Written exercise: From the entries below, copy every line that holds the word "series".

Material:
-- Start --
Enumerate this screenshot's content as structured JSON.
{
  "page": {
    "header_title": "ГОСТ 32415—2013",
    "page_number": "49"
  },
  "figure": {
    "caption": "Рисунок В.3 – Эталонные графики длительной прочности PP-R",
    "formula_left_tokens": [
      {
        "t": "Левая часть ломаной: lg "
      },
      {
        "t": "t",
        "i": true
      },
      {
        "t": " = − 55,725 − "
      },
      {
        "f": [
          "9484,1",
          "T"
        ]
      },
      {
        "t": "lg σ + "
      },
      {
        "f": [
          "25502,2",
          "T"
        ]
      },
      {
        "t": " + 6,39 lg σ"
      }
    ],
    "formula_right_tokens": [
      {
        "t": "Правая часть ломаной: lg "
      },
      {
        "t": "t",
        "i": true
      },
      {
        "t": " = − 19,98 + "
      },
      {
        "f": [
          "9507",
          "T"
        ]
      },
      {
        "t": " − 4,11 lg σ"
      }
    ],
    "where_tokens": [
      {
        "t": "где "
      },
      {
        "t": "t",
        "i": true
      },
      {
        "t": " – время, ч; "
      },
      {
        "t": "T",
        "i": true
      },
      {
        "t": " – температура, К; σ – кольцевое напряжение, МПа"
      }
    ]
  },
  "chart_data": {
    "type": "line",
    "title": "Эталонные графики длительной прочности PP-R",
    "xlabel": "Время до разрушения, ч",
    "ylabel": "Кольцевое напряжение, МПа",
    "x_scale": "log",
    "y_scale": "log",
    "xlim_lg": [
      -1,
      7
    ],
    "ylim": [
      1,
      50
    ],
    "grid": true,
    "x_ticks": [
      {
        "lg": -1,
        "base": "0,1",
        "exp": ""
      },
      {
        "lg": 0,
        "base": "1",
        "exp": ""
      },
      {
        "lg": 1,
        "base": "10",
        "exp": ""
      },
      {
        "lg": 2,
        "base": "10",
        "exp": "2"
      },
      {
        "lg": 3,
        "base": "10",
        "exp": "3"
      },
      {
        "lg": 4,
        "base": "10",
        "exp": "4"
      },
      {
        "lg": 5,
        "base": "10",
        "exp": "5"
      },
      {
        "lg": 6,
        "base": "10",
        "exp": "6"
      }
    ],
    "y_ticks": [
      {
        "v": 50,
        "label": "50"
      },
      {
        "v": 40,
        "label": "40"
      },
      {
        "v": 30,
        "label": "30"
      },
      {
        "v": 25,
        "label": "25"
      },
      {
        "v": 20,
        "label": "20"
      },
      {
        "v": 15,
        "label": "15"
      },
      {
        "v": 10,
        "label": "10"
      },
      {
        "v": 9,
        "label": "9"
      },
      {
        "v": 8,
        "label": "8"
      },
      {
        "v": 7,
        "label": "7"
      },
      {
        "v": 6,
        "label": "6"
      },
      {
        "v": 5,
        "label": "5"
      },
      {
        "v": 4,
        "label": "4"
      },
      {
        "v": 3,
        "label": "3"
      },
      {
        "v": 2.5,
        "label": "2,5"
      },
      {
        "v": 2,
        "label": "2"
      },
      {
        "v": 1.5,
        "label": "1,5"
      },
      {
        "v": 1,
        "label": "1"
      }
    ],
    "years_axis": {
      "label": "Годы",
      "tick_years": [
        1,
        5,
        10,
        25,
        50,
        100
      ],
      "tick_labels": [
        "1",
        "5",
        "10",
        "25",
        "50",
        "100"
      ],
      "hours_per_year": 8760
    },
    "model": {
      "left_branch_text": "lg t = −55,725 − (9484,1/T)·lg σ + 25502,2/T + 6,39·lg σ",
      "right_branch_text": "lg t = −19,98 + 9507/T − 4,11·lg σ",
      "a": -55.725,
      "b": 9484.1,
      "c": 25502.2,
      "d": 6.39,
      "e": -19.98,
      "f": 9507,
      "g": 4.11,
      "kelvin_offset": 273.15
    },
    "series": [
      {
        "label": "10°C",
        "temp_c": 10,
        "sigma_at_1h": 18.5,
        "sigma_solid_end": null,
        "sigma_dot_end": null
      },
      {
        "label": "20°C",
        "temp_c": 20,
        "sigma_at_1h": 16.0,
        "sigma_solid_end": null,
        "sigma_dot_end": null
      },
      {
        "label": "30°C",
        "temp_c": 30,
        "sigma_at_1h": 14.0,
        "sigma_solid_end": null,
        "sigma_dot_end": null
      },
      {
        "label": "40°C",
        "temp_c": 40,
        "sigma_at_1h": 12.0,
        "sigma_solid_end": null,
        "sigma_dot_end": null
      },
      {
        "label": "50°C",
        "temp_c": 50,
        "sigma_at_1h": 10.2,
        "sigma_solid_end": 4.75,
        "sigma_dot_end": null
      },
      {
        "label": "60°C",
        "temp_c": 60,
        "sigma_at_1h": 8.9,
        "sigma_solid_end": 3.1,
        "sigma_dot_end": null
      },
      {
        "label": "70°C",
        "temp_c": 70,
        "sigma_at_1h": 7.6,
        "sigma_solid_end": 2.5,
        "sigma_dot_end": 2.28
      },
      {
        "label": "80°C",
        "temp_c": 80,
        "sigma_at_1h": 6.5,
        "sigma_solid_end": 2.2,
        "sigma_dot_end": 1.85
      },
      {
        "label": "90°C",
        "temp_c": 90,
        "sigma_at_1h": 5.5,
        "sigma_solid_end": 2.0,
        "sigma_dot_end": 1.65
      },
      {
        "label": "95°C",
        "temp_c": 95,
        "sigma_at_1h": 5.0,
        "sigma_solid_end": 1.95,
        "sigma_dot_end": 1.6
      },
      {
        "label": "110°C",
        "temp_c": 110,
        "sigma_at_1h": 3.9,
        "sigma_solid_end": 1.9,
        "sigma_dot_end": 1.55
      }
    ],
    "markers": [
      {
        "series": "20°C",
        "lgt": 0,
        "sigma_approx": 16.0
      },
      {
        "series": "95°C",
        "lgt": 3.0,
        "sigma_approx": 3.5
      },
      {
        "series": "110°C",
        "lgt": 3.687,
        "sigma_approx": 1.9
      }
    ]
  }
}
-- End --
Solution for this exercise:
    "series": [
        "series": "20°C",
        "series": "95°C",
        "series": "110°C",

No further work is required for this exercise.